Written exercise: Check every line of the material below for the string "Estimate", and return the ones that have it.

[Dataset excerpts]
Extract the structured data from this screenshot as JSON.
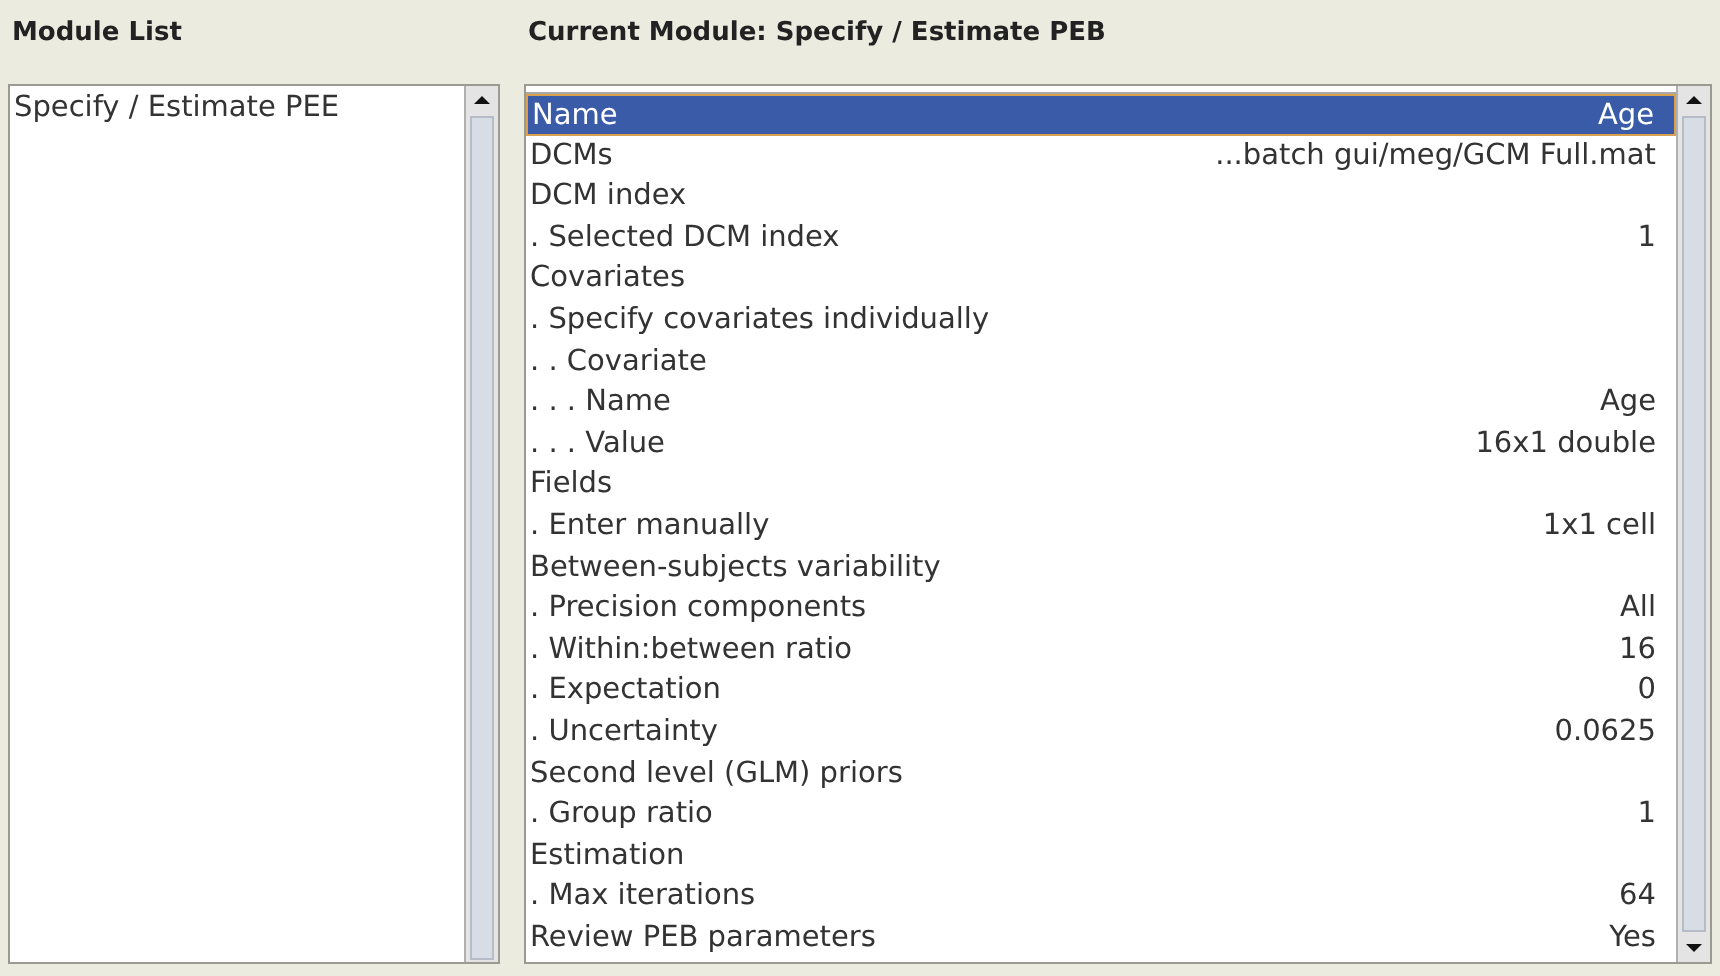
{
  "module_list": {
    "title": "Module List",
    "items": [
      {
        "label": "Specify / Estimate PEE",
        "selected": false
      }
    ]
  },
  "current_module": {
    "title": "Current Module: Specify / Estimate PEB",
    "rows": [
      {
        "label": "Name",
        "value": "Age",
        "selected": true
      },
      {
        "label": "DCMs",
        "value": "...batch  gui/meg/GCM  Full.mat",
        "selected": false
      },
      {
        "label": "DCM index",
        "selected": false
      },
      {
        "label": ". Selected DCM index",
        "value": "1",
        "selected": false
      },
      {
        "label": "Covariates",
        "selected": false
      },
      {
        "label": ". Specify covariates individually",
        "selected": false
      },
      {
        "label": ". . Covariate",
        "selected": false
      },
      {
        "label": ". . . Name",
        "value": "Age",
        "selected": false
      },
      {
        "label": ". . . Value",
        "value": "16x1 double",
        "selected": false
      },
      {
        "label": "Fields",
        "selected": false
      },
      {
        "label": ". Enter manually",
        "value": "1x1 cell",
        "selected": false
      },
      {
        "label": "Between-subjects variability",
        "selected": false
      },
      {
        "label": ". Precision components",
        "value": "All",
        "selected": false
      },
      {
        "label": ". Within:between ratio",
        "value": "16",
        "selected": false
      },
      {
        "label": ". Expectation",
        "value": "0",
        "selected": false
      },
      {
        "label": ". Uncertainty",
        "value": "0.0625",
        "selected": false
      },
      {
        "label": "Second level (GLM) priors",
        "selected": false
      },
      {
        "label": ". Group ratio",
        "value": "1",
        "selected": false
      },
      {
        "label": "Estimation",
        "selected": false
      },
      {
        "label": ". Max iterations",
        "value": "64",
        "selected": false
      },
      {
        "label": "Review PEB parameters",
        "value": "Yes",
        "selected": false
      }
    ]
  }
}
* * *
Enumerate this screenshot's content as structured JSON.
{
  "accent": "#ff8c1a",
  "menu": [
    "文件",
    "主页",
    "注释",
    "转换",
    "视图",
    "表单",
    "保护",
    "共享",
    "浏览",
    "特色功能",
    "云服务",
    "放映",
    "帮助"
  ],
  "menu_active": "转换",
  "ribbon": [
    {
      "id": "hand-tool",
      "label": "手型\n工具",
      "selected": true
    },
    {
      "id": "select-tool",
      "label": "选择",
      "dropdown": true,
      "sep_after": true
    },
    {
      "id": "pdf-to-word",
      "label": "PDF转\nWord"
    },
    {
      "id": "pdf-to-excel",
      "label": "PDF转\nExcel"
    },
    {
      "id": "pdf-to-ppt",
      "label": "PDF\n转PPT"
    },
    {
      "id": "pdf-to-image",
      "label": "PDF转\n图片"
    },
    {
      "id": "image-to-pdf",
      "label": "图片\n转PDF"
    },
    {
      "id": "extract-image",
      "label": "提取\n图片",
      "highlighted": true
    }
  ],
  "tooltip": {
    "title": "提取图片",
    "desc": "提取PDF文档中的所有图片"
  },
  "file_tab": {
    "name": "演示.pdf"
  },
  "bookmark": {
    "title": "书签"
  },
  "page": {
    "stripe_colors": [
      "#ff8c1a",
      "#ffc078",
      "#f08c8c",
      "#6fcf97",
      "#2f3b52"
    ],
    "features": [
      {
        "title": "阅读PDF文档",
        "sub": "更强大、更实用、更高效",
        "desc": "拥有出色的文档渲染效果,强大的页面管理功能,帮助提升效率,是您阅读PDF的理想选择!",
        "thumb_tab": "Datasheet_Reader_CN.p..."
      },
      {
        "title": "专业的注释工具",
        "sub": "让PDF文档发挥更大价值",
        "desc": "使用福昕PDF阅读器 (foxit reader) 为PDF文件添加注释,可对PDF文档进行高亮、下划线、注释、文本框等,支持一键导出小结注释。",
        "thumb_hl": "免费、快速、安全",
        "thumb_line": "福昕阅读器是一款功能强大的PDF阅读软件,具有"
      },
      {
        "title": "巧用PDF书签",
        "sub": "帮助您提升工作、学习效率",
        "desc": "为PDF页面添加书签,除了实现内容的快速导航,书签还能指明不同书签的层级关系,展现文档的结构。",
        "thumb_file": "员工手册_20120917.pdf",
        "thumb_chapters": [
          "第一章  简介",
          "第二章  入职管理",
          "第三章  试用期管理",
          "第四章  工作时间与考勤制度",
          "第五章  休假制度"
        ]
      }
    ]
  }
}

Task response:
        "label": "Specify / Estimate PEE",
    "title": "Current Module: Specify / Estimate PEB",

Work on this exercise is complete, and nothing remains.